▶ _Record excerpts_:
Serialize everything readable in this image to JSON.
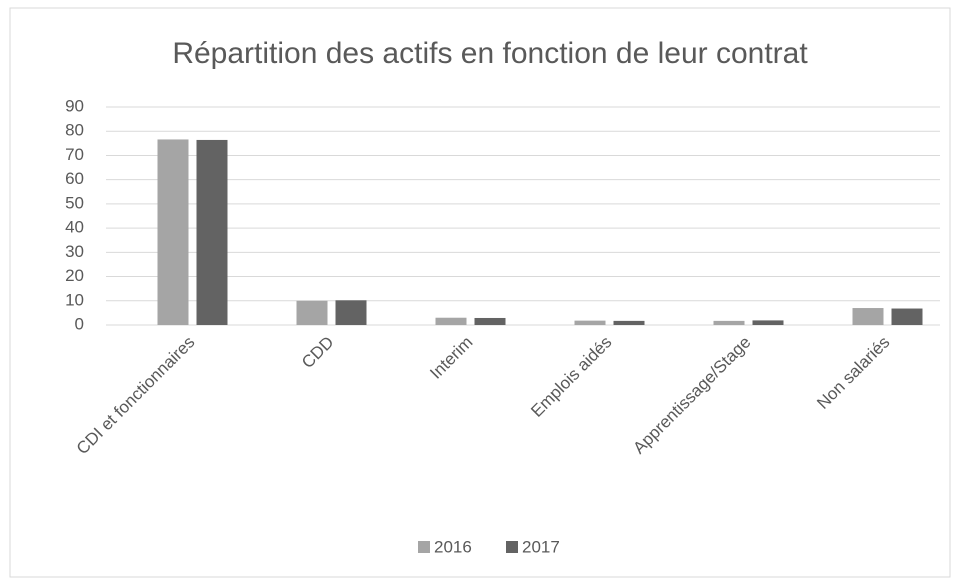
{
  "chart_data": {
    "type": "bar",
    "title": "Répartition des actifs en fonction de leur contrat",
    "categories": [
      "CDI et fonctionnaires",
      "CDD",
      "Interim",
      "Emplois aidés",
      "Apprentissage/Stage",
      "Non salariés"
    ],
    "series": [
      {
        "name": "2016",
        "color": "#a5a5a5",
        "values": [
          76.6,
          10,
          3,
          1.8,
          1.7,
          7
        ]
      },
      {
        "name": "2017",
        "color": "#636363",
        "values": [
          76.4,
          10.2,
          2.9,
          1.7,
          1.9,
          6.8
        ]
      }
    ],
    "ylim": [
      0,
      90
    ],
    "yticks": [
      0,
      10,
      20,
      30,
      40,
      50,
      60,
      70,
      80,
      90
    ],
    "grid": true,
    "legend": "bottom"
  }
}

▶ _Aim of the exercise_:
Verbatim reproduction of every record is required; images are left out.

▶ _Worked solution_:
Serialize everything readable in this image to JSON.
{
  "chart_data": {
    "type": "bar",
    "title": "Répartition des actifs en fonction de leur contrat",
    "categories": [
      "CDI et fonctionnaires",
      "CDD",
      "Interim",
      "Emplois aidés",
      "Apprentissage/Stage",
      "Non salariés"
    ],
    "series": [
      {
        "name": "2016",
        "color": "#a5a5a5",
        "values": [
          76.6,
          10,
          3,
          1.8,
          1.7,
          7
        ]
      },
      {
        "name": "2017",
        "color": "#636363",
        "values": [
          76.4,
          10.2,
          2.9,
          1.7,
          1.9,
          6.8
        ]
      }
    ],
    "ylim": [
      0,
      90
    ],
    "yticks": [
      0,
      10,
      20,
      30,
      40,
      50,
      60,
      70,
      80,
      90
    ],
    "grid": true,
    "legend": "bottom"
  }
}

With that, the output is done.